(MATERIAL):
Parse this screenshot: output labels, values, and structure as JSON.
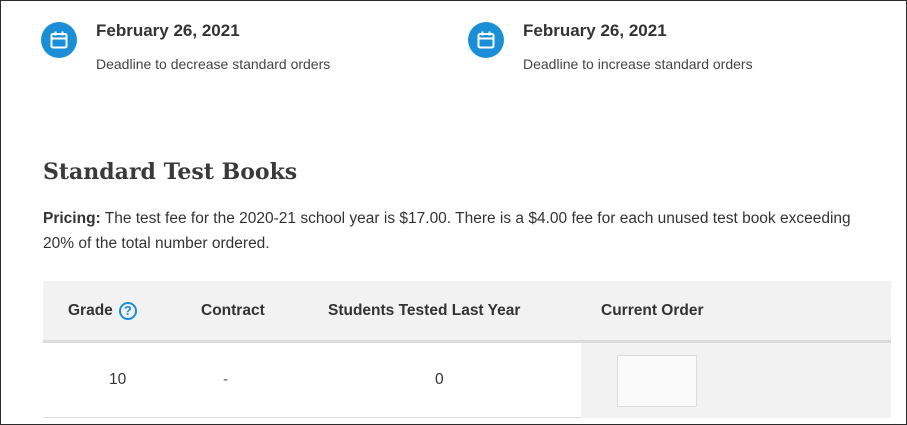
{
  "deadlines": [
    {
      "date": "February 26, 2021",
      "description": "Deadline to decrease standard orders",
      "icon": "calendar-icon"
    },
    {
      "date": "February 26, 2021",
      "description": "Deadline to increase standard orders",
      "icon": "calendar-icon"
    }
  ],
  "section": {
    "title": "Standard Test Books",
    "pricing_label": "Pricing:",
    "pricing_text": " The test fee for the 2020-21 school year is $17.00. There is a $4.00 fee for each unused test book exceeding 20% of the total number ordered."
  },
  "table": {
    "headers": {
      "grade": "Grade",
      "contract": "Contract",
      "students": "Students Tested Last Year",
      "current": "Current Order"
    },
    "help_icon": "?",
    "rows": [
      {
        "grade": "10",
        "contract": "-",
        "students": "0",
        "current_order": ""
      }
    ]
  },
  "colors": {
    "accent": "#1a8fd8",
    "header_bg": "#f2f2f2"
  }
}
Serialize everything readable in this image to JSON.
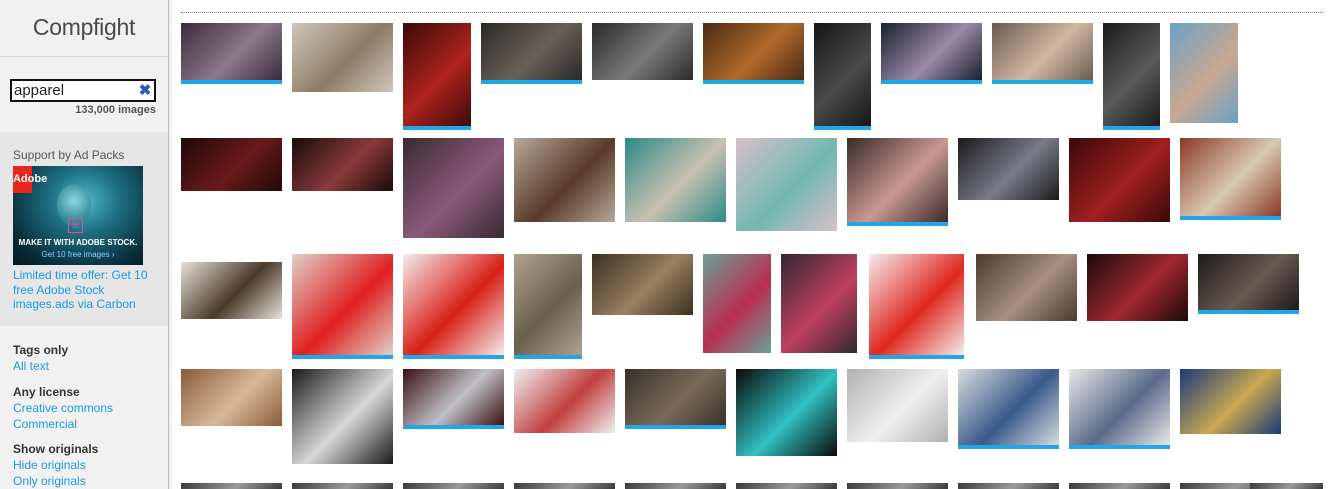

(EXERCISE INSTRUCTIONS): Search the entries for "students" and copy out each line that has it.

(RIGHT ANSWER):
      "students": "Students Tested Last Year",
        "students": "0",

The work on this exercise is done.